SHORT EXERCISE: Keep only the lines of the listing that include the word "Twitter", and copy them.

DATA:
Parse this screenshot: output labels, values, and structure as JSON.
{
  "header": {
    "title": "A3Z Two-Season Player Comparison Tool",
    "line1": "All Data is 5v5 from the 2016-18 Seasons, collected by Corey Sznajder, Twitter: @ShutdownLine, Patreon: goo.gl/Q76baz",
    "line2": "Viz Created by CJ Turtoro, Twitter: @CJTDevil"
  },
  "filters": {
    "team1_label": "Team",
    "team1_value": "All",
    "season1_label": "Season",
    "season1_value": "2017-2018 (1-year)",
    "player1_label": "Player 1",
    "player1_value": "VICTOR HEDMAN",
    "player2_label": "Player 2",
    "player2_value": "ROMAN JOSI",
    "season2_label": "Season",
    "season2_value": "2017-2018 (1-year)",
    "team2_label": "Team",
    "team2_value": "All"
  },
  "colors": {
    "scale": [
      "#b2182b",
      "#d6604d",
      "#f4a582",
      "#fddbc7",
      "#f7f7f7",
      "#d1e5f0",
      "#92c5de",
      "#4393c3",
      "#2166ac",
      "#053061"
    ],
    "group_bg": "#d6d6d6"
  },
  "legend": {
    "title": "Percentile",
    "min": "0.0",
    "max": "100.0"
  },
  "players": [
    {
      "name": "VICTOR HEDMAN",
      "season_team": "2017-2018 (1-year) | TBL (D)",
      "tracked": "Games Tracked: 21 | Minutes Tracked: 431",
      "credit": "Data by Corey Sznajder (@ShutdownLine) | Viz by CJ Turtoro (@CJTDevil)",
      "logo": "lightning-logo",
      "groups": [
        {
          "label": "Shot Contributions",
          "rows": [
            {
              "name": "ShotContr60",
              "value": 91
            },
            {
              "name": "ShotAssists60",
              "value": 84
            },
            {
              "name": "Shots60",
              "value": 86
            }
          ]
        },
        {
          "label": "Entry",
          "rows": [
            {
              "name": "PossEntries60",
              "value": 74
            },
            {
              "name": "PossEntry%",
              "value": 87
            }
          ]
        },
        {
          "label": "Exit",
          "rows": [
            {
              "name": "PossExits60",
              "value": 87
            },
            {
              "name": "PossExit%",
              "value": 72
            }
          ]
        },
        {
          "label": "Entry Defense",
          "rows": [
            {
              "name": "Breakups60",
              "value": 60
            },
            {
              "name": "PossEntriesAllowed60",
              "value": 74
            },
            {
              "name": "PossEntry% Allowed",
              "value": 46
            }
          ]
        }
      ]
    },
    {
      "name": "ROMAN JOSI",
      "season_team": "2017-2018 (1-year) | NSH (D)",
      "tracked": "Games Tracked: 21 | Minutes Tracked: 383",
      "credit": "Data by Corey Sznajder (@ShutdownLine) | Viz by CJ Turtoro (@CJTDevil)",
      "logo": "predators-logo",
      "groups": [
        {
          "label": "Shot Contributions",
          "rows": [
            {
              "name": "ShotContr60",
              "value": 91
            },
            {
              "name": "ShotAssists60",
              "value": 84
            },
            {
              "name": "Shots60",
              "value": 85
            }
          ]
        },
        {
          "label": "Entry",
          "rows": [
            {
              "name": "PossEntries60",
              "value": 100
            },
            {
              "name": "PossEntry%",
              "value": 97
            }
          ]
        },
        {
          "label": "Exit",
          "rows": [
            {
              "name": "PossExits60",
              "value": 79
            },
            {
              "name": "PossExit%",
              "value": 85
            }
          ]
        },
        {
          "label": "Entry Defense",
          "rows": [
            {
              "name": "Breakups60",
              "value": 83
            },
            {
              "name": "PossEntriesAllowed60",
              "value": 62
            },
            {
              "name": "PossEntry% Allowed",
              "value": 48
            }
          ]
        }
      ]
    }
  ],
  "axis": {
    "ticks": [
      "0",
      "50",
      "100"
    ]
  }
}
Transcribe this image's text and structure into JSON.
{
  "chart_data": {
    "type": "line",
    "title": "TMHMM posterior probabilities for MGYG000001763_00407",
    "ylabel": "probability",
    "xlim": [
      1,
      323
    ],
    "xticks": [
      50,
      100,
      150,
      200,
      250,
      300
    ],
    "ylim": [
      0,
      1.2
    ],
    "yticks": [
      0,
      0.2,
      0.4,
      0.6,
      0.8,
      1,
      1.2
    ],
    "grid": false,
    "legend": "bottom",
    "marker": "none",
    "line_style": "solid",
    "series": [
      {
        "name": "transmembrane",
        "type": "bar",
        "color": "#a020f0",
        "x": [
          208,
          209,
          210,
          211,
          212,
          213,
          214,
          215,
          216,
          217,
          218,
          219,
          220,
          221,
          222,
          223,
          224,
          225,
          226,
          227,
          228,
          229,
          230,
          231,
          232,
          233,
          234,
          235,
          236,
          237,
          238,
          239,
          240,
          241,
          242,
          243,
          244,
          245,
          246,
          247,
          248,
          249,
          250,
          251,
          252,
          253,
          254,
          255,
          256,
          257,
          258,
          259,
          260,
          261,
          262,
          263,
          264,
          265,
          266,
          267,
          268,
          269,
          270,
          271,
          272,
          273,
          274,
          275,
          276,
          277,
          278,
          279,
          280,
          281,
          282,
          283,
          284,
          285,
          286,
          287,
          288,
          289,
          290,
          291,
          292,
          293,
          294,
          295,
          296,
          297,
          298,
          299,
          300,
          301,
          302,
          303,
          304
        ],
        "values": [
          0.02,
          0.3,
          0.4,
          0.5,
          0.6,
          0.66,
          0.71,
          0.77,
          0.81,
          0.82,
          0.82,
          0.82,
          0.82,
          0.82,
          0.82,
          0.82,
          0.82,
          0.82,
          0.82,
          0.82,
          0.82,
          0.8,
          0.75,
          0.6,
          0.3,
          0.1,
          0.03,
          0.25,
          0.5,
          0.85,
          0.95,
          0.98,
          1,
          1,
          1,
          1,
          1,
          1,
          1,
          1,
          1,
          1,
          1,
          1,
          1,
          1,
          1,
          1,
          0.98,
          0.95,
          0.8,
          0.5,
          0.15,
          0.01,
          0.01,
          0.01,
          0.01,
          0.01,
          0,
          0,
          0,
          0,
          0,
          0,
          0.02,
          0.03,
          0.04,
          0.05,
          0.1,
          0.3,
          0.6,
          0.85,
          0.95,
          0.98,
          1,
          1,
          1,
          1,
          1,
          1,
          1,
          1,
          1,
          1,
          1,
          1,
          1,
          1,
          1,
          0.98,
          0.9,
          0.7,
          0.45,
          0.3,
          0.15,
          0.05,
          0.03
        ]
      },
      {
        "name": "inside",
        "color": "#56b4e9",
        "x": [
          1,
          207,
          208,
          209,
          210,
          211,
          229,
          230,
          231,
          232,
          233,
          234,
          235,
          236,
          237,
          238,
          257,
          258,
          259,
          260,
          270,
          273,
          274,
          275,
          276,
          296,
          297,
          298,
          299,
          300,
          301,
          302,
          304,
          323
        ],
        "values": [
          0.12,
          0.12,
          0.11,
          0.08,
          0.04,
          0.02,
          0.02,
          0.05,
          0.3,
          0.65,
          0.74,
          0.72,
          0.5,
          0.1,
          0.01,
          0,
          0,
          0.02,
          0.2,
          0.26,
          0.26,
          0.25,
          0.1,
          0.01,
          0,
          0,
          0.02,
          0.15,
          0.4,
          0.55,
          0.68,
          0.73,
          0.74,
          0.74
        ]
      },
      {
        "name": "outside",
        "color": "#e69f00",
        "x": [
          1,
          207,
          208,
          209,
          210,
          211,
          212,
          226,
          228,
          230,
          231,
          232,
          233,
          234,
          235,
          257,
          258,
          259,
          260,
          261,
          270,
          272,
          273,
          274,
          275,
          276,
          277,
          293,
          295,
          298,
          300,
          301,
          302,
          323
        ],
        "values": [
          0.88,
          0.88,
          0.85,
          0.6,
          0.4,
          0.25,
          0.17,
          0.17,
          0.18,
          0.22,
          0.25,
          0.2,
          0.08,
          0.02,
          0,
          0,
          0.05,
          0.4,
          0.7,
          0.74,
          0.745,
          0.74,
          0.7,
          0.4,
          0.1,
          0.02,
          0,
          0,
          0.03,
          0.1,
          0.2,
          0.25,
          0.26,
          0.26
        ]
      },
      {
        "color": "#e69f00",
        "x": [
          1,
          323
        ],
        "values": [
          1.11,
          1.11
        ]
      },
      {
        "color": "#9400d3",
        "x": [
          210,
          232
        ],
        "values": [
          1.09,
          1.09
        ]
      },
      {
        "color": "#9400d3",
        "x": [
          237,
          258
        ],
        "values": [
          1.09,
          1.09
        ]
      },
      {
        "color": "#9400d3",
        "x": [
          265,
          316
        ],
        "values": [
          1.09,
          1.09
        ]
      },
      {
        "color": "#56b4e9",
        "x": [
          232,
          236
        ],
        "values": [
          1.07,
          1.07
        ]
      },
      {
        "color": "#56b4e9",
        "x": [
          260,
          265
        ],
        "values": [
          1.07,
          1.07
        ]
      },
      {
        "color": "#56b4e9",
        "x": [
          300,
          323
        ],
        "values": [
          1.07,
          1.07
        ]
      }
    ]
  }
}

SOLVED EXERCISE:
    "line1": "All Data is 5v5 from the 2016-18 Seasons, collected by Corey Sznajder, Twitter: @ShutdownLine, Patreon: goo.gl/Q76baz",
    "line2": "Viz Created by CJ Turtoro, Twitter: @CJTDevil"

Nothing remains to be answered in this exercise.